Supplied material:
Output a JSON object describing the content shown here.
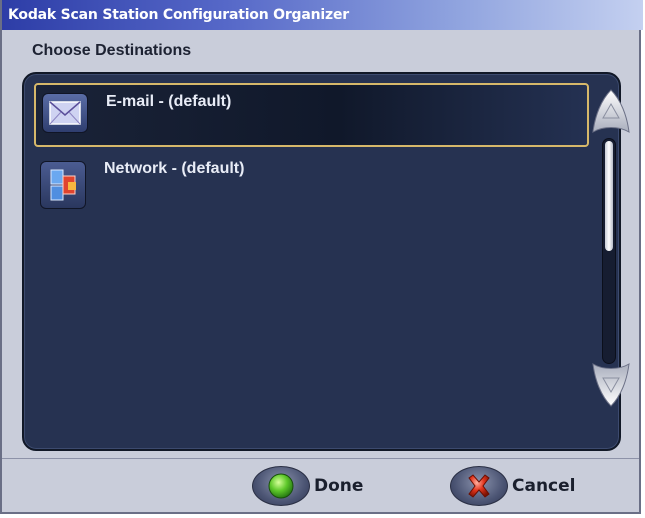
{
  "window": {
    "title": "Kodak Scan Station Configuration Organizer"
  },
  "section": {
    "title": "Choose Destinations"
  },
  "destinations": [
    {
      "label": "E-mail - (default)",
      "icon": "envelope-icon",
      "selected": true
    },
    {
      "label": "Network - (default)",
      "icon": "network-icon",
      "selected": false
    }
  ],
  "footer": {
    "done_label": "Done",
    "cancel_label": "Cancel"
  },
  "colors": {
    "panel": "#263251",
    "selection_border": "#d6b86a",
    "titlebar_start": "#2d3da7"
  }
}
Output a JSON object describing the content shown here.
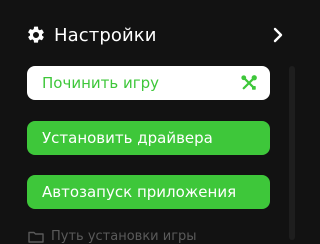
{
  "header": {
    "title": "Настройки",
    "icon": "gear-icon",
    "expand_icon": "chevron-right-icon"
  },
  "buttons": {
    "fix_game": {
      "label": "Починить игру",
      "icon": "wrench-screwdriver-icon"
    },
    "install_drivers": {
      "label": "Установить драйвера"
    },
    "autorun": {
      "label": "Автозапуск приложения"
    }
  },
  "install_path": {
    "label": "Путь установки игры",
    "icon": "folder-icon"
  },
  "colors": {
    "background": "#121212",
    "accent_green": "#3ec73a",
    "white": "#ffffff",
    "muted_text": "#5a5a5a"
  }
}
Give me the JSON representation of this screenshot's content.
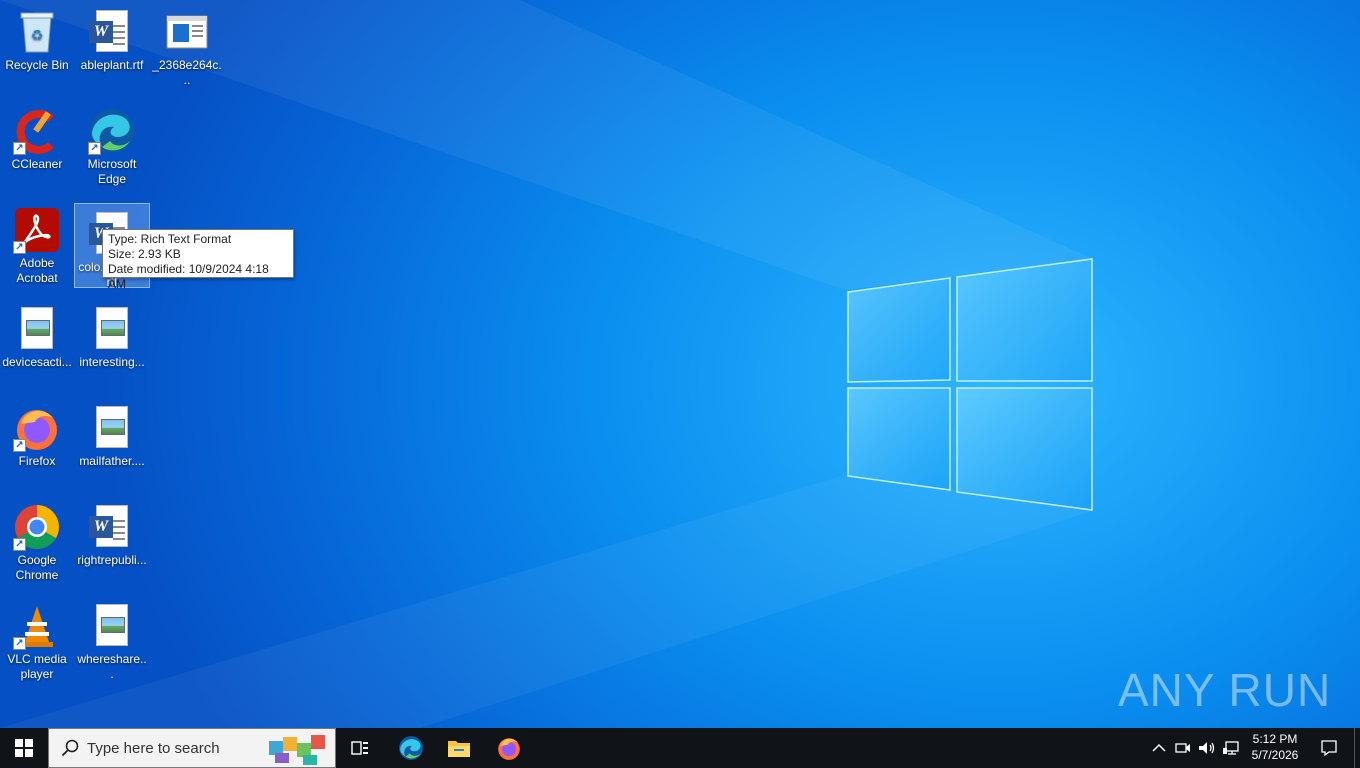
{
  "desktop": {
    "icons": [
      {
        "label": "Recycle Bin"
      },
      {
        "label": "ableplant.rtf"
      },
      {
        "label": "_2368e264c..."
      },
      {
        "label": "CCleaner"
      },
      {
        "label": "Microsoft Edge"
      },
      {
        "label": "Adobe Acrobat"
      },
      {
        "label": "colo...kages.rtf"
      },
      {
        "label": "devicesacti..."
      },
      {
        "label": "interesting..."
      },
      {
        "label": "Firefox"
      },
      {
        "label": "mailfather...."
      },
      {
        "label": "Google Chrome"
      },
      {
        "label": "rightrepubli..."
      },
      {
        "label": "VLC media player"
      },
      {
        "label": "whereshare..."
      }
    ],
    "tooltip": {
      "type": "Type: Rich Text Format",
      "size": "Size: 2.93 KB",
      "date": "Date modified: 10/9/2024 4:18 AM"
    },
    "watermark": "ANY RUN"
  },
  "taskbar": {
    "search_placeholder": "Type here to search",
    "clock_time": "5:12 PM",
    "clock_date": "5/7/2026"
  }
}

Short task:
Retype each entry precisely. Skip images entirely.

Answer for this exercise:
Output a JSON object describing the content shown here.
{
  "window": {
    "title": "Kodak Scan Station Configuration Organizer"
  },
  "section": {
    "title": "Choose Destinations"
  },
  "destinations": [
    {
      "label": "E-mail - (default)",
      "icon": "envelope-icon",
      "selected": true
    },
    {
      "label": "Network - (default)",
      "icon": "network-icon",
      "selected": false
    }
  ],
  "footer": {
    "done_label": "Done",
    "cancel_label": "Cancel"
  },
  "colors": {
    "panel": "#263251",
    "selection_border": "#d6b86a",
    "titlebar_start": "#2d3da7"
  }
}
Output a JSON object describing the content shown here.
{
  "header": {
    "title": "Настройки",
    "icon": "gear-icon",
    "expand_icon": "chevron-right-icon"
  },
  "buttons": {
    "fix_game": {
      "label": "Починить игру",
      "icon": "wrench-screwdriver-icon"
    },
    "install_drivers": {
      "label": "Установить драйвера"
    },
    "autorun": {
      "label": "Автозапуск приложения"
    }
  },
  "install_path": {
    "label": "Путь установки игры",
    "icon": "folder-icon"
  },
  "colors": {
    "background": "#121212",
    "accent_green": "#3ec73a",
    "white": "#ffffff",
    "muted_text": "#5a5a5a"
  }
}
Give me the JSON representation of this screenshot's content.
{
  "desktop": {
    "icons": [
      {
        "label": "Recycle Bin"
      },
      {
        "label": "ableplant.rtf"
      },
      {
        "label": "_2368e264c..."
      },
      {
        "label": "CCleaner"
      },
      {
        "label": "Microsoft Edge"
      },
      {
        "label": "Adobe Acrobat"
      },
      {
        "label": "colo...kages.rtf"
      },
      {
        "label": "devicesacti..."
      },
      {
        "label": "interesting..."
      },
      {
        "label": "Firefox"
      },
      {
        "label": "mailfather...."
      },
      {
        "label": "Google Chrome"
      },
      {
        "label": "rightrepubli..."
      },
      {
        "label": "VLC media player"
      },
      {
        "label": "whereshare..."
      }
    ],
    "tooltip": {
      "type": "Type: Rich Text Format",
      "size": "Size: 2.93 KB",
      "date": "Date modified: 10/9/2024 4:18 AM"
    },
    "watermark": "ANY RUN"
  },
  "taskbar": {
    "search_placeholder": "Type here to search",
    "clock_time": "5:12 PM",
    "clock_date": "5/7/2026"
  }
}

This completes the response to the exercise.